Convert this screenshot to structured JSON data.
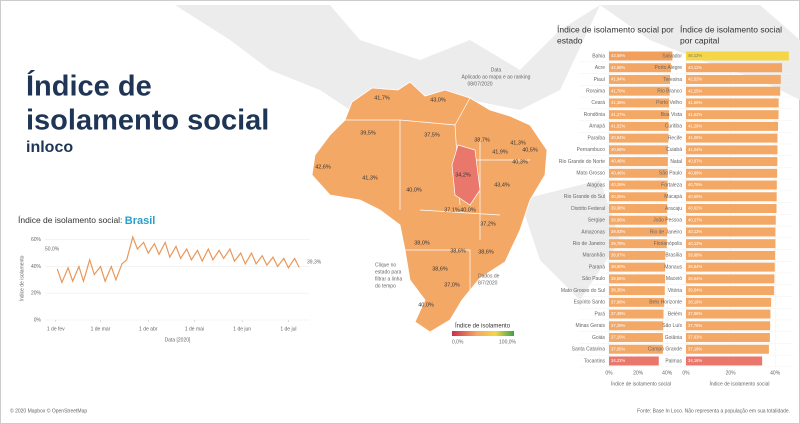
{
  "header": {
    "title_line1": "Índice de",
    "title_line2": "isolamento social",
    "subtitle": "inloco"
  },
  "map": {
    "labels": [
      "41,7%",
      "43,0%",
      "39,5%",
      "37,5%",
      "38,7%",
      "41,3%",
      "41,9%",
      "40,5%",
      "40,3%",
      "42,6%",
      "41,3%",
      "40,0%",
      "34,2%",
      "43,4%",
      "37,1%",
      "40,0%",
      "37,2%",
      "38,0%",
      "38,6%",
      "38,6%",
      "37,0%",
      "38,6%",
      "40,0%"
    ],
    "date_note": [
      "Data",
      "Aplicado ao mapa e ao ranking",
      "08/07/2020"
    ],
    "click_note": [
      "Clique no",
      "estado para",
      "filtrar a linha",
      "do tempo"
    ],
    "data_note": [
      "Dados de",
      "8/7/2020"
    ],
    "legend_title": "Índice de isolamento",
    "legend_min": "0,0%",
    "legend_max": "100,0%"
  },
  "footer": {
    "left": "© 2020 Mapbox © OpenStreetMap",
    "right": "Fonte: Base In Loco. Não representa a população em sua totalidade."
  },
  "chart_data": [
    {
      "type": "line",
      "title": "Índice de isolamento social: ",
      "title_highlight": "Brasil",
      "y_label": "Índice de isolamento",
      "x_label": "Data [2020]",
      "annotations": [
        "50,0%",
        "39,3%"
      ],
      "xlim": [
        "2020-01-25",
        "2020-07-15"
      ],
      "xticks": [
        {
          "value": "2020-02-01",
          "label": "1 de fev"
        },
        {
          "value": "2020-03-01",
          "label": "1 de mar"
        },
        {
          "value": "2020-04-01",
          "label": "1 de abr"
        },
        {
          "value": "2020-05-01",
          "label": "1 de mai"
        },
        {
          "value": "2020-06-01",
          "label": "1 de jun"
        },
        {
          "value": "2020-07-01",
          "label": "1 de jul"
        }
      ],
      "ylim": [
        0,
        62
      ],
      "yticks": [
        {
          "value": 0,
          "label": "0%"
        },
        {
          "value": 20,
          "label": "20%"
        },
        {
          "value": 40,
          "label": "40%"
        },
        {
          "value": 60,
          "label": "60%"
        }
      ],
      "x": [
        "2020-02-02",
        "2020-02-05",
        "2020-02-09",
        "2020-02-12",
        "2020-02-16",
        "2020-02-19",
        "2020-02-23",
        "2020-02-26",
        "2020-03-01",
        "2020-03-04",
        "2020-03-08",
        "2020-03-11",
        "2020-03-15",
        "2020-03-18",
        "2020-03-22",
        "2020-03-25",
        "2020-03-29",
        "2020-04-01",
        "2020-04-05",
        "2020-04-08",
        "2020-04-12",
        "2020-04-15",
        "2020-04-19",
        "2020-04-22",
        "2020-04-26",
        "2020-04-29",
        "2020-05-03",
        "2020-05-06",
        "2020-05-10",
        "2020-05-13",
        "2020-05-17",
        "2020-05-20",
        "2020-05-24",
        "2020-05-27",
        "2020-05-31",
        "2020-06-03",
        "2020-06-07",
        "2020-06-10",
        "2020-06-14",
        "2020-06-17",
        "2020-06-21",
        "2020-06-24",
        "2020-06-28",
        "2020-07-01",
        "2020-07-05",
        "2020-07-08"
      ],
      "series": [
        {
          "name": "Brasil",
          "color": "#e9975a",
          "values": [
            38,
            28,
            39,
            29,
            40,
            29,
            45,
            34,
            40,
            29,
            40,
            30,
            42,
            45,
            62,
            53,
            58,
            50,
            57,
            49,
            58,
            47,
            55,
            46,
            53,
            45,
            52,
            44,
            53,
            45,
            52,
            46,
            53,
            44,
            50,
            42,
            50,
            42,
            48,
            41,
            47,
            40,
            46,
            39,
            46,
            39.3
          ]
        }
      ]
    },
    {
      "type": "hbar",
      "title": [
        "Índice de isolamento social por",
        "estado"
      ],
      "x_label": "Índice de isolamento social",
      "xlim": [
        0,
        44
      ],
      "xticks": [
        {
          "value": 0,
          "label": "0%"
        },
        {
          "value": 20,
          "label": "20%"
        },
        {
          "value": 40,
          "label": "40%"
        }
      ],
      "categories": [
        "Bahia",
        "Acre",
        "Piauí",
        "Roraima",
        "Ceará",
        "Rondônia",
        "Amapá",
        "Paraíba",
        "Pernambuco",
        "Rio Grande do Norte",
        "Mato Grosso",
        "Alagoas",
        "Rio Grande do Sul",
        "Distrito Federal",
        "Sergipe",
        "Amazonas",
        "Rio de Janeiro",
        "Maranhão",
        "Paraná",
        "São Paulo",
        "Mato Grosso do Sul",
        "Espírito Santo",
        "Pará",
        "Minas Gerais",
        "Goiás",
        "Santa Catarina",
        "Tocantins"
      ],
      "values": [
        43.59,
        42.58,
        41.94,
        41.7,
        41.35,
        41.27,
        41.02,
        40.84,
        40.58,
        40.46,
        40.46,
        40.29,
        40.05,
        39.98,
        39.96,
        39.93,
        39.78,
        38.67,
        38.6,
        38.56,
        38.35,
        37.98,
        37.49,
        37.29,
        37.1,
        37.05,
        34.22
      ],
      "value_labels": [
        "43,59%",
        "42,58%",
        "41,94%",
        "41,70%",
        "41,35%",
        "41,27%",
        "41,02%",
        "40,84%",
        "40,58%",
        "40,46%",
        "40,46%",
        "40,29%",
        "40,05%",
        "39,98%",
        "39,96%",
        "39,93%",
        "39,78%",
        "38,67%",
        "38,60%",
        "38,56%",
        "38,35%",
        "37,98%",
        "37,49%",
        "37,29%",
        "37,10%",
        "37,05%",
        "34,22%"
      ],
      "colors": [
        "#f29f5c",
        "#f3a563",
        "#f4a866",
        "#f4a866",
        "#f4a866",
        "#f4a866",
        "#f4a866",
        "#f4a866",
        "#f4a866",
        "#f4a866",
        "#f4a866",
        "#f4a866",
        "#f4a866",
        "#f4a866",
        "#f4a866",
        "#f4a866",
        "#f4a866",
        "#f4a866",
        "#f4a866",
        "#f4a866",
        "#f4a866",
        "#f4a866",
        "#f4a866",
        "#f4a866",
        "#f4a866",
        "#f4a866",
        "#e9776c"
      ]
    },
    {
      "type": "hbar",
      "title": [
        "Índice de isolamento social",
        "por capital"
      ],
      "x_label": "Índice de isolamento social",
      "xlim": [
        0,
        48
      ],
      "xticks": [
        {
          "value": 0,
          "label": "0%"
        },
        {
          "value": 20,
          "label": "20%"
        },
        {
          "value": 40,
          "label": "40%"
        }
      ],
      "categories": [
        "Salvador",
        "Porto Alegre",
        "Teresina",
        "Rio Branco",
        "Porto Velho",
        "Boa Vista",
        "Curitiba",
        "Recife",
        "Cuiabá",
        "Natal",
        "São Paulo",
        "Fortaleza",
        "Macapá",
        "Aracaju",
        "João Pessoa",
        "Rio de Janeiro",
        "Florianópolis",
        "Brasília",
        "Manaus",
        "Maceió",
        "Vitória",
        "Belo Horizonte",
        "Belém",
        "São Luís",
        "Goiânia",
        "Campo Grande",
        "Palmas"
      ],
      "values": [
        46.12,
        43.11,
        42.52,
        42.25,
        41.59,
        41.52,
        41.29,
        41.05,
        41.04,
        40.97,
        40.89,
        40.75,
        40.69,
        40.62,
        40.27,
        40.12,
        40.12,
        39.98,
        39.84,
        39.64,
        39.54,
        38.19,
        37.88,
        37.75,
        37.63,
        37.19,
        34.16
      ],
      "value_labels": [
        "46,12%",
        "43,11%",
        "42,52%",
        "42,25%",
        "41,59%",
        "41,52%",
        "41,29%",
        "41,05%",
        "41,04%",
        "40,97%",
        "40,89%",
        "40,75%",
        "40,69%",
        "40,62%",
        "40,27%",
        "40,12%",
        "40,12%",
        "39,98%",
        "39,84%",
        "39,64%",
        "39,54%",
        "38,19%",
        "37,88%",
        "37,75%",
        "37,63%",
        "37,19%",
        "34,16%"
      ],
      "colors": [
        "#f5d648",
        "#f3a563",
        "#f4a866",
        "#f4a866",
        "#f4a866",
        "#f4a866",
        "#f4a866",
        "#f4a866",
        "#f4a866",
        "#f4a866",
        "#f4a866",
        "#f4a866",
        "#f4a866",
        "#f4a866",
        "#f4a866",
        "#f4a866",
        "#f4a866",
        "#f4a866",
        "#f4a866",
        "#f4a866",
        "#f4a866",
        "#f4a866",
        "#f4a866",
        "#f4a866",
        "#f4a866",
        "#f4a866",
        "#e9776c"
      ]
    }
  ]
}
■ ■ ■ ■ ■ ■ ■
§ **WORK INSTRUCTIONS**: Find the lines holding "social" and list every one.

§ **TASK SOLUTION**:
    "title_line2": "isolamento social",
      "title": "Índice de isolamento social: ",
        "Índice de isolamento social por",
      "x_label": "Índice de isolamento social",
        "Índice de isolamento social",
      "x_label": "Índice de isolamento social",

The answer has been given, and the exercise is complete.